_PROBLEM_
Search the listing below for "Aggregate". Copy each matching line.

_MATERIALS PROVIDED_
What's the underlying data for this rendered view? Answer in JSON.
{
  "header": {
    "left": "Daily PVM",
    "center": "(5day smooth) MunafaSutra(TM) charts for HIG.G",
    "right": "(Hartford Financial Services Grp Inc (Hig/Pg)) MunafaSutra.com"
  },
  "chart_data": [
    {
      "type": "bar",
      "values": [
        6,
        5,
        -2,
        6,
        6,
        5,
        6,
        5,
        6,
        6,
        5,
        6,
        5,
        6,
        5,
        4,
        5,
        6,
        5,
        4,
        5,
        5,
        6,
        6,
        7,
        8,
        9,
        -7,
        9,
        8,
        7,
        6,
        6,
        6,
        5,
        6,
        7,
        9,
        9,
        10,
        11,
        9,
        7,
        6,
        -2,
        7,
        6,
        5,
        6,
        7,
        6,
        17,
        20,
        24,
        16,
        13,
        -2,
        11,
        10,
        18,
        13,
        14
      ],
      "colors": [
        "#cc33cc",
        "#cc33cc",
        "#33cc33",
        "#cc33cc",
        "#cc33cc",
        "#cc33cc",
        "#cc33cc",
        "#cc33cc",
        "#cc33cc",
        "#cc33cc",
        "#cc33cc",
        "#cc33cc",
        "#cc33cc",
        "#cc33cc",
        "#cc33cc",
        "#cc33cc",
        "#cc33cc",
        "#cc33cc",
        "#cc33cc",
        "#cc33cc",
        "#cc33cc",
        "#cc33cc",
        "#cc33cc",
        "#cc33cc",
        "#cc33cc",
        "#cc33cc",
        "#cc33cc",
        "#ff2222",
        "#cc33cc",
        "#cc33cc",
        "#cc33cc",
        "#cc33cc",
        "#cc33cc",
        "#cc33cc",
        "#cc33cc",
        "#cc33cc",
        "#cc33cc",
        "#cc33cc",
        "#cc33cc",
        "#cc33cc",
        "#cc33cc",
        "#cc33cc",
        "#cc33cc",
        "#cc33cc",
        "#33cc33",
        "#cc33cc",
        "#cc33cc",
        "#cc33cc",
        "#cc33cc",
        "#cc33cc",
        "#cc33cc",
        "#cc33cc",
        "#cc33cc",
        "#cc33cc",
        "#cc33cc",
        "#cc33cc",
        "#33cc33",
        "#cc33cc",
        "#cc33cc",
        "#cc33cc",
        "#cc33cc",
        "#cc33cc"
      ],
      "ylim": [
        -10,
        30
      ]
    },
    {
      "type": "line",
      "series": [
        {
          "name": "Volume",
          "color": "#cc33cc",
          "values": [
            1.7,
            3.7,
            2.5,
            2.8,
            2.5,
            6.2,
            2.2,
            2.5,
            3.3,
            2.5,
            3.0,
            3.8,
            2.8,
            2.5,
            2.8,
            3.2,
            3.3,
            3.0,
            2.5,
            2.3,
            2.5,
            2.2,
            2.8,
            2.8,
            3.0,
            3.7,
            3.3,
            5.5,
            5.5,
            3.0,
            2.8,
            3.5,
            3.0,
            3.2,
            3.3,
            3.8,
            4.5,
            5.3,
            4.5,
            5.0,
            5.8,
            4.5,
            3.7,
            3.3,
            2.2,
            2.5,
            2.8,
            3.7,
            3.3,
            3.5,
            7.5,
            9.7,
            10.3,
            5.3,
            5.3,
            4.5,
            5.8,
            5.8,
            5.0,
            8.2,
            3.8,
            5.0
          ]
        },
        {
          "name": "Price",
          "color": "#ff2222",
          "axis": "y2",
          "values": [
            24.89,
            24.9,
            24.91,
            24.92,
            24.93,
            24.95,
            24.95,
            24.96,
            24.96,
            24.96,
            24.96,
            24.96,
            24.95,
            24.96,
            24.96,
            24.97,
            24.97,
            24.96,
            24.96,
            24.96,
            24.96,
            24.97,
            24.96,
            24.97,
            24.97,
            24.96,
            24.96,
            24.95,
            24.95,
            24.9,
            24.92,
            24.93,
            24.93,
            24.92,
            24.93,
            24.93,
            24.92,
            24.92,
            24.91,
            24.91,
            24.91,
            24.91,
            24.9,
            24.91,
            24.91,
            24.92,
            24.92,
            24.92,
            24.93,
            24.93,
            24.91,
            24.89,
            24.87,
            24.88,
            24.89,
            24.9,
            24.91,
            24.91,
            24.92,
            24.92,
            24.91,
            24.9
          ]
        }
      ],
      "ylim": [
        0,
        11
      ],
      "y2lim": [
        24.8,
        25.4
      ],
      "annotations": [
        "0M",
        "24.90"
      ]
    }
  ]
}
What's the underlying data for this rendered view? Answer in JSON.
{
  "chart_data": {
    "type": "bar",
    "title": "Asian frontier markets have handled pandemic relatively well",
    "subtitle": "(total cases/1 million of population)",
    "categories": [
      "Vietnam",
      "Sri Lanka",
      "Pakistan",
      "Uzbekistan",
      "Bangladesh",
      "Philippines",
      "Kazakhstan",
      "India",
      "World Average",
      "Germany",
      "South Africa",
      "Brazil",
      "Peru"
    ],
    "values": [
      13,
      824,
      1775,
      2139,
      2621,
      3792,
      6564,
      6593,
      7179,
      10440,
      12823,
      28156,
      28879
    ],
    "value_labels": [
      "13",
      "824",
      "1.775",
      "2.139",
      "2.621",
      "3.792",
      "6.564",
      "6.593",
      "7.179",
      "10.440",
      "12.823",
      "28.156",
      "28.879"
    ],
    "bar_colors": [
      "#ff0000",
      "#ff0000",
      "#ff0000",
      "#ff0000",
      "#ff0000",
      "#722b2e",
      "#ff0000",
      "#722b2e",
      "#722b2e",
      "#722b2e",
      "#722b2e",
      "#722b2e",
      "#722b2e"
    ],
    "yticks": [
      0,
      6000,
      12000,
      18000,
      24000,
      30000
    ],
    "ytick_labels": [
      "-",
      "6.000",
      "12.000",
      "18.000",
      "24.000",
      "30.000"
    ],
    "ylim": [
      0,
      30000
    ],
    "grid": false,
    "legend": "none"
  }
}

...

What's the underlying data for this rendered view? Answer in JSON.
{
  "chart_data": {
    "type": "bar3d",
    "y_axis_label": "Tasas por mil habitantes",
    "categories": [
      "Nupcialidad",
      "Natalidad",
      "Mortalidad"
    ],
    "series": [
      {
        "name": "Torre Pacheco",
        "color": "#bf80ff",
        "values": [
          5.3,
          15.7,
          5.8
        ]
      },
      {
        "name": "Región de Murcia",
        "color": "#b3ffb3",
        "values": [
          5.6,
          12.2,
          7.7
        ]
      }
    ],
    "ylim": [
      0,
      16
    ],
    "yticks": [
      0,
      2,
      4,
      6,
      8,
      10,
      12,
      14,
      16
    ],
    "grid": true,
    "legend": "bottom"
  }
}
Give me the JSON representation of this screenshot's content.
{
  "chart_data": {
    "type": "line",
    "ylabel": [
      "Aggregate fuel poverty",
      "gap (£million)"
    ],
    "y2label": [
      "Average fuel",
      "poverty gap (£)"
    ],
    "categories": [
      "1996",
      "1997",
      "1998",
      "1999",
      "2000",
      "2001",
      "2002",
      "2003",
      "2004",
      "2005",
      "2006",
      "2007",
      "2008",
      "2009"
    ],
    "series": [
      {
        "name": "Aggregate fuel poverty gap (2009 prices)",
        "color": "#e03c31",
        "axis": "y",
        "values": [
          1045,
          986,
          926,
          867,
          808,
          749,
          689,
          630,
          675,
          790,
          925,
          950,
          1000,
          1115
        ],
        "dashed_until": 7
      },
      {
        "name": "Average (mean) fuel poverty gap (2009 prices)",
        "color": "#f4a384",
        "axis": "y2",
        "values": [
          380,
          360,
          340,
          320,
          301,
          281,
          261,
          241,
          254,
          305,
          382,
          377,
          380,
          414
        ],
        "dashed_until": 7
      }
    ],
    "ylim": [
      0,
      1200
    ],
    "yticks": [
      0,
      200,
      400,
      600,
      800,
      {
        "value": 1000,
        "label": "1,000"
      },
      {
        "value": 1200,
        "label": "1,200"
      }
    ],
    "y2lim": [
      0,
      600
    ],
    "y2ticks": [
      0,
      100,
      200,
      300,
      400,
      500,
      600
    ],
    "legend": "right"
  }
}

_TASK SOLUTION_
      "Aggregate fuel poverty",
        "name": "Aggregate fuel poverty gap (2009 prices)",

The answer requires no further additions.